**YOUR GOAL**
Print each line of the listing once more, precisely as given.

**DATA LINES**
--- START ---
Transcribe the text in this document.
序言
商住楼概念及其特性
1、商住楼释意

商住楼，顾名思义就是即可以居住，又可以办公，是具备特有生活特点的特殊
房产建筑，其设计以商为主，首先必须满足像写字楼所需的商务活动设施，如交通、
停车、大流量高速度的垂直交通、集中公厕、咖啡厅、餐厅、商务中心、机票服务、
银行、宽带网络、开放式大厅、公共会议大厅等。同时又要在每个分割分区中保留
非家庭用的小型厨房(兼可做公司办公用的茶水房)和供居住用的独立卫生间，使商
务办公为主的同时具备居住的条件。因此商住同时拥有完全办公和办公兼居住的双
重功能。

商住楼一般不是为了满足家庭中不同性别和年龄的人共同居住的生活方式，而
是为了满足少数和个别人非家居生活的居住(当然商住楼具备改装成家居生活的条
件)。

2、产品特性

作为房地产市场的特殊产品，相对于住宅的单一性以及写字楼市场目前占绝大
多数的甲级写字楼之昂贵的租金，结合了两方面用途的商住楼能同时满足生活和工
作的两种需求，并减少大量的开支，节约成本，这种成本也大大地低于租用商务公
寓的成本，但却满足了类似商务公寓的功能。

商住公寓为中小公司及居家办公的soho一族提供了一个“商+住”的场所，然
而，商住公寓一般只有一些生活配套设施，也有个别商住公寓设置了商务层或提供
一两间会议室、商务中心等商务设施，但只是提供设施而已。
--- END ---
**FULL ANSWER**
Transcribe the text in this document.
序言
商住楼概念及其特性
1、商住楼释意

商住楼，顾名思义就是即可以居住，又可以办公，是具备特有生活特点的特殊
房产建筑，其设计以商为主，首先必须满足像写字楼所需的商务活动设施，如交通、
停车、大流量高速度的垂直交通、集中公厕、咖啡厅、餐厅、商务中心、机票服务、
银行、宽带网络、开放式大厅、公共会议大厅等。同时又要在每个分割分区中保留
非家庭用的小型厨房(兼可做公司办公用的茶水房)和供居住用的独立卫生间，使商
务办公为主的同时具备居住的条件。因此商住同时拥有完全办公和办公兼居住的双
重功能。

商住楼一般不是为了满足家庭中不同性别和年龄的人共同居住的生活方式，而
是为了满足少数和个别人非家居生活的居住(当然商住楼具备改装成家居生活的条
件)。

2、产品特性

作为房地产市场的特殊产品，相对于住宅的单一性以及写字楼市场目前占绝大
多数的甲级写字楼之昂贵的租金，结合了两方面用途的商住楼能同时满足生活和工
作的两种需求，并减少大量的开支，节约成本，这种成本也大大地低于租用商务公
寓的成本，但却满足了类似商务公寓的功能。

商住公寓为中小公司及居家办公的soho一族提供了一个“商+住”的场所，然
而，商住公寓一般只有一些生活配套设施，也有个别商住公寓设置了商务层或提供
一两间会议室、商务中心等商务设施，但只是提供设施而已。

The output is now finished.